_What is expected_
Extract all lines containing "piden".

_Dataset records on visual material_
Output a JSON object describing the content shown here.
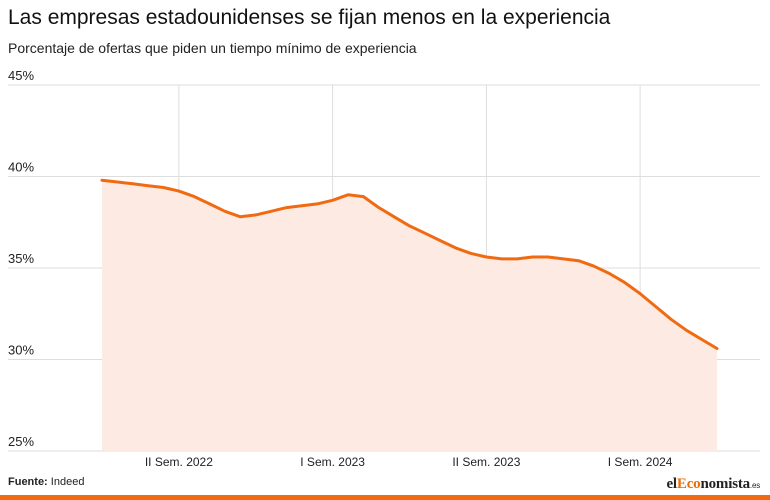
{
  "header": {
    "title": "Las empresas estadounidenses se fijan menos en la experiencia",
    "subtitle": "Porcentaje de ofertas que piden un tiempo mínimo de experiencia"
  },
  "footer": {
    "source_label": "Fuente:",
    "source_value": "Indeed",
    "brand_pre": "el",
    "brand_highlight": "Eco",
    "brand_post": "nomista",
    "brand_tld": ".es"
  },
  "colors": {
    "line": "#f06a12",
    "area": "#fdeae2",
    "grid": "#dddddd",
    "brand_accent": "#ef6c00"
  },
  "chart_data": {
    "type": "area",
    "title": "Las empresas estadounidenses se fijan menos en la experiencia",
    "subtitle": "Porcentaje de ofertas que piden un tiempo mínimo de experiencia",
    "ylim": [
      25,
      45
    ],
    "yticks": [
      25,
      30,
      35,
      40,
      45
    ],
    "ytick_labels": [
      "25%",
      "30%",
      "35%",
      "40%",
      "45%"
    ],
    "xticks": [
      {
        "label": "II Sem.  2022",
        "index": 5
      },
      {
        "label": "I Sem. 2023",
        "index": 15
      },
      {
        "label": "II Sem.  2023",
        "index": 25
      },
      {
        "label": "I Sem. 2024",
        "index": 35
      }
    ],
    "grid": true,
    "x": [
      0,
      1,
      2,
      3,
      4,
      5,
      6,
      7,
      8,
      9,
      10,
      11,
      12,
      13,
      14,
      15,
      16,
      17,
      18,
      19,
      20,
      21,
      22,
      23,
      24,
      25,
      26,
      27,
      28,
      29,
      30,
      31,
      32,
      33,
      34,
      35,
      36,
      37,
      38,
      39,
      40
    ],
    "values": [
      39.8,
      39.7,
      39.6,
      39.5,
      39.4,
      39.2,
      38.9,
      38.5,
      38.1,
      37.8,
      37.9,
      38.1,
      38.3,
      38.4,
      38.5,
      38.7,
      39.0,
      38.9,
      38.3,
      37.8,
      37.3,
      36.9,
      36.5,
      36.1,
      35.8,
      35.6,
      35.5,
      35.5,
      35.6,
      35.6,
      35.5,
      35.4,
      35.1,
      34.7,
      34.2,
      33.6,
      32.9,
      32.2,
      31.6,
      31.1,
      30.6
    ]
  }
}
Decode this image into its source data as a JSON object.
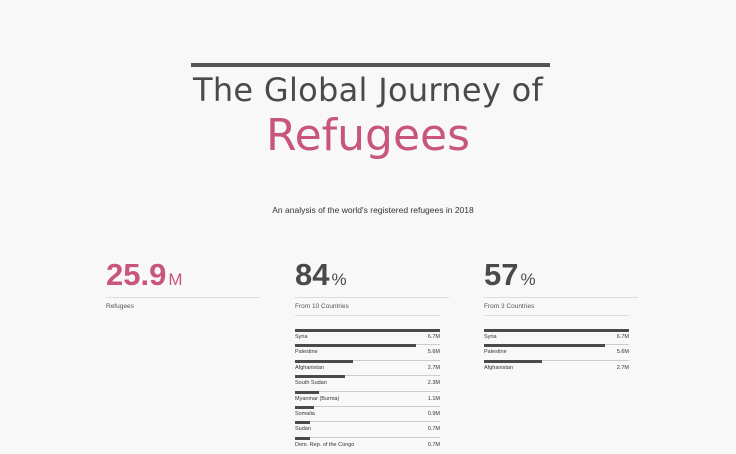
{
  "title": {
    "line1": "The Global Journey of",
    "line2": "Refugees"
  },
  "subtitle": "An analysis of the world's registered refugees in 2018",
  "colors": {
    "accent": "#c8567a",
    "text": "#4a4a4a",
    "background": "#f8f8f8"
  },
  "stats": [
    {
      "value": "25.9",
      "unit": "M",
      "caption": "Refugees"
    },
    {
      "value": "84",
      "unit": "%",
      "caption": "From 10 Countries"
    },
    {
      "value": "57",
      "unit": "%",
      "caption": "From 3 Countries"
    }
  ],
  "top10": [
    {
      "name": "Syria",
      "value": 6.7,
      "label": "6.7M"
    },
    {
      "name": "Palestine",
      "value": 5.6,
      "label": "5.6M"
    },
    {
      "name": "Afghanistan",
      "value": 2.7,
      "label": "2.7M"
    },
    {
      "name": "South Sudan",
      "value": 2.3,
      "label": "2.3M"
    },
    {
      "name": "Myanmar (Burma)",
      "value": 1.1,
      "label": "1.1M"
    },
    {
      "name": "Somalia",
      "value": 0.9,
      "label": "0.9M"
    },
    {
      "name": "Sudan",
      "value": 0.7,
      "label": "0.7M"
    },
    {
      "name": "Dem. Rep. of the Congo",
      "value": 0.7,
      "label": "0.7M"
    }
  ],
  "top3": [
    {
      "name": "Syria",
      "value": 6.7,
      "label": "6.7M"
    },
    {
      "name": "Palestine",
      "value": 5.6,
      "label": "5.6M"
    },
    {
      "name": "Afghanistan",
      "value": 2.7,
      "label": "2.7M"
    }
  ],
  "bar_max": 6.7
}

_The result_
    "subtitle": "Porcentaje de ofertas que piden un tiempo mínimo de experiencia"
    "subtitle": "Porcentaje de ofertas que piden un tiempo mínimo de experiencia",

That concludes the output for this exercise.